# [What is asked]
1. In the judgment excerpt, what kind of reasons did the primary judge give?
2. Put the rows into a JSON list of strings, one string per line, running from the first line of the rows through the line that contains "visual-type-icon[interactable]: ◍: [658, 82, 668, 94]".

# [Document]
◆ ◆ ◆ ◆ ◆

107    Edelman J concluded that none of the matters raised by the applicant provided a reason for any substantial extension of time, particularly an extension of time measured in years”. The applicant made a conscious choice to abandon his Part IVC proceedings, only to subsequently seek judicial review in multiple separate proceedings. None of the explanatory material referred to by Ms Clay provides a reason for seeking to re-litigate a challenge to the amended assessments under Part IVC or a challenge under s 39B of the Judiciary Act or s 75(v) of the Constitution concerning the validity of the assessments.

Consideration: “without reasonable ground

108    The Commissioner contends that the application for leave to appeal is a proceeding “without reasonable ground” as described earlier. The Commissioner contends that because the challenge to the amended assessments in reliance upon contended errors in the audit and objection decisions leading to the issuing of the amended assessments is not susceptible of a remedy in the form of the constitutional writs in reliance on s 39B of the Judiciary Act; and the exercise of the power under s 31A(2) of the FCA Act by the primary judge reflects no “arguable error”, the proposed proceeding sought to be initiated, that is, the application for leave to appeal, is a proceeding “without reasonable ground” and thus, a vexatious proceeding. The proceeding is without reasonable ground because it is “bound to fail” because it is an application that seeks to agitate a ground of challenge that fails to meet the requirements, even arguably, of the elements which would engage s 39B having regard to Futuris. No other ground of jurisdiction is relied upon to engage the relief claimed in the principal proceeding before the primary judge.

109    On the applicant’s submissions, however, a further question arises as to whether the proposed proceeding raises an arguable question on the ground of the primary judge’s failure to give sufficient reasons. In the application for leave to appeal, ground 2(a) alleges a failure to have regard to the applicant’s (written) oral submissions and table of contents, and grounds 2(b) to 2(f) and their sub-grounds then assert a failure to refer to, and assign reasons for, rejecting the applicant’s arguments regarding those matters.

110    Earlier in these reasons, reference was made to aspects of Ms Clay’s affidavit in which reference is made to the substantial volume of material filed in resisting the Commissioner’s interlocutory application under s 31A(2) of the FCA Act, and the short ex tempore reasons given by the primary judge. As part of the applicant’s central contention that the primary judge failed to give adequate reasons in support of the order dismissing the principal proceeding, the applicant emphasises a number of different arguments and contentions put to the primary judge, said not to have been considered or referred to in the primary judge’s reasons. The applicant contends that the primary judge failed to address a substantial body of material relevant to the application relied upon by the applicant in resisting the Commissioner’s application.

◆ ◆ ◆ ◆ ◆

Layout annotation data

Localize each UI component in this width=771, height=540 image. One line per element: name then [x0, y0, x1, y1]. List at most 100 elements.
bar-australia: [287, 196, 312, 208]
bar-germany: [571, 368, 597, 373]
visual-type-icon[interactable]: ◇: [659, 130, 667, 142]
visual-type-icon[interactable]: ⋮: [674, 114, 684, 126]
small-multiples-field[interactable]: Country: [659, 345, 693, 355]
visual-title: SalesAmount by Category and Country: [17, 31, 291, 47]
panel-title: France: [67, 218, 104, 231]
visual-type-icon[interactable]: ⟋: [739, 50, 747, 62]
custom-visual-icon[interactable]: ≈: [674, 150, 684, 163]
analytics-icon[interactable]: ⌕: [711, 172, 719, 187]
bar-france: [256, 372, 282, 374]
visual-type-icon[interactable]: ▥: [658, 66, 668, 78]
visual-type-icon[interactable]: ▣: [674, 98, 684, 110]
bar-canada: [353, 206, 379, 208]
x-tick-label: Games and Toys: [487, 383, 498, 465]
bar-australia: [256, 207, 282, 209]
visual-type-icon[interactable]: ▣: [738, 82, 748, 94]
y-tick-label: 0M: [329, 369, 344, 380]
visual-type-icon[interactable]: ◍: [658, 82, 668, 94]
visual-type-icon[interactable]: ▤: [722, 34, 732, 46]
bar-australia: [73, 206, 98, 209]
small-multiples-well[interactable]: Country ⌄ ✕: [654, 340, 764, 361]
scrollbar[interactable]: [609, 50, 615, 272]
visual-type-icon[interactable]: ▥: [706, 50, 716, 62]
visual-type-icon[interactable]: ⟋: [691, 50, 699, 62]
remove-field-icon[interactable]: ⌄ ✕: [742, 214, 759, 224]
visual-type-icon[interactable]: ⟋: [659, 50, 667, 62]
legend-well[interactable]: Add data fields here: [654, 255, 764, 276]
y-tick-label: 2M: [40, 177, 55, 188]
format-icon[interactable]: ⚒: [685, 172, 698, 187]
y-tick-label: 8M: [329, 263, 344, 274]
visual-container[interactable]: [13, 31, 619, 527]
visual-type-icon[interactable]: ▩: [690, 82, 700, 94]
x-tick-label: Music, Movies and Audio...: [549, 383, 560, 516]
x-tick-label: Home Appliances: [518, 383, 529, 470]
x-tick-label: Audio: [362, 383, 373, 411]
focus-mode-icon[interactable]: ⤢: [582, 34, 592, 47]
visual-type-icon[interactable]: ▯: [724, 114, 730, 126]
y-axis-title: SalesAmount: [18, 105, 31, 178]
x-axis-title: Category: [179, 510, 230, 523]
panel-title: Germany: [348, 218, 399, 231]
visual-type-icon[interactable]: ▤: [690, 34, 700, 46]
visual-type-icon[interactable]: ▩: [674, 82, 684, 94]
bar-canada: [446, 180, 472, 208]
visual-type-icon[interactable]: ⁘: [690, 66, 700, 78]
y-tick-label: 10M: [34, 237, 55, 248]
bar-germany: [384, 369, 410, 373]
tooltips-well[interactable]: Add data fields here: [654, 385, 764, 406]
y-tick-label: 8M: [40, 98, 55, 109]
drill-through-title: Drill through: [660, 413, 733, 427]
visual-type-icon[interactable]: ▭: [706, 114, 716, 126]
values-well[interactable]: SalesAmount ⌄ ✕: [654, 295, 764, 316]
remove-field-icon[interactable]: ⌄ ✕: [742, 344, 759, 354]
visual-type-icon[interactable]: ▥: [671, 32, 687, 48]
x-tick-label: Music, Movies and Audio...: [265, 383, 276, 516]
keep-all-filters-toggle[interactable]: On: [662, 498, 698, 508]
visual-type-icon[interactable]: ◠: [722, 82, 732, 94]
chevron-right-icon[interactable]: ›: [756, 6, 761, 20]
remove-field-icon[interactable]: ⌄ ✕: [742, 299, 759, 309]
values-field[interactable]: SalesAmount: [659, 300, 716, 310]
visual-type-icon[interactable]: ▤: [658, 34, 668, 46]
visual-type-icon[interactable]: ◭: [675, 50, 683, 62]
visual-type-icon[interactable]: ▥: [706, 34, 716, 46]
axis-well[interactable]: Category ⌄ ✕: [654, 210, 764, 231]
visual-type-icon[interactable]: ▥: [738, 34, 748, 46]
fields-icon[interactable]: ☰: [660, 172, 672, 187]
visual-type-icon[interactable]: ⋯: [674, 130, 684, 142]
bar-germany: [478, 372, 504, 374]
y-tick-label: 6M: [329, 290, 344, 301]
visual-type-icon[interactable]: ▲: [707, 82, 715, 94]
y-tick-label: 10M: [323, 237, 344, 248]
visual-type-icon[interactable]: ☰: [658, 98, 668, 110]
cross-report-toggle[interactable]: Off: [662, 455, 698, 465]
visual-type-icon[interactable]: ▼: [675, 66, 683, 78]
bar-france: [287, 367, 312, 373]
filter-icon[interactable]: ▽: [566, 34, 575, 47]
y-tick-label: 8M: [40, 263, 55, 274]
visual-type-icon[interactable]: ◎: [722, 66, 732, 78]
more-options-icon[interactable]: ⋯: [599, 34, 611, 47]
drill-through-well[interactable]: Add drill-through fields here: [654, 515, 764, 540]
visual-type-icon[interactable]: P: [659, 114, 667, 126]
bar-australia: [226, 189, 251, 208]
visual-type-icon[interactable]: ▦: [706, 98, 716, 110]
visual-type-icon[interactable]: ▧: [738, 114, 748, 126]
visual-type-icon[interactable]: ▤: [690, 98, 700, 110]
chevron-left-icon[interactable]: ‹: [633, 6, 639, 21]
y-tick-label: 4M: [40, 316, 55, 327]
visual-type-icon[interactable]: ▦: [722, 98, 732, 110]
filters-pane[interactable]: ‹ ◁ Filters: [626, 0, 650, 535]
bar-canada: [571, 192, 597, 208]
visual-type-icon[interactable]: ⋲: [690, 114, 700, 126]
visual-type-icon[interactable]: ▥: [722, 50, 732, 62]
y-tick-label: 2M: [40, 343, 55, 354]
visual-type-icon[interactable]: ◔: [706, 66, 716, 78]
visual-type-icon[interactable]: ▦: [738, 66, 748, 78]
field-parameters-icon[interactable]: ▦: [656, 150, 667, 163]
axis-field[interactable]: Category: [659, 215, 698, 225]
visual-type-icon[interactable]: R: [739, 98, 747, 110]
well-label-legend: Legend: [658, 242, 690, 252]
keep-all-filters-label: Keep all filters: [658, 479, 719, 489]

◆ ◆ ◆ ◆ ◆

# [Outputs]
1. Short ex tempore reasons.

2.
[
  "Localize each UI component in this width=771, height=540 image. One line per element: name then [x0, y0, x1, y1]. List at most 100 elements.",
  "bar-australia: [287, 196, 312, 208]",
  "bar-germany: [571, 368, 597, 373]",
  "visual-type-icon[interactable]: ◇: [659, 130, 667, 142]",
  "visual-type-icon[interactable]: ⋮: [674, 114, 684, 126]",
  "small-multiples-field[interactable]: Country: [659, 345, 693, 355]",
  "visual-title: SalesAmount by Category and Country: [17, 31, 291, 47]",
  "panel-title: France: [67, 218, 104, 231]",
  "visual-type-icon[interactable]: ⟋: [739, 50, 747, 62]",
  "custom-visual-icon[interactable]: ≈: [674, 150, 684, 163]",
  "analytics-icon[interactable]: ⌕: [711, 172, 719, 187]",
  "bar-france: [256, 372, 282, 374]",
  "visual-type-icon[interactable]: ▥: [658, 66, 668, 78]",
  "visual-type-icon[interactable]: ▣: [674, 98, 684, 110]",
  "bar-canada: [353, 206, 379, 208]",
  "x-tick-label: Games and Toys: [487, 383, 498, 465]",
  "bar-australia: [256, 207, 282, 209]",
  "visual-type-icon[interactable]: ▣: [738, 82, 748, 94]",
  "y-tick-label: 0M: [329, 369, 344, 380]",
  "visual-type-icon[interactable]: ◍: [658, 82, 668, 94]"
]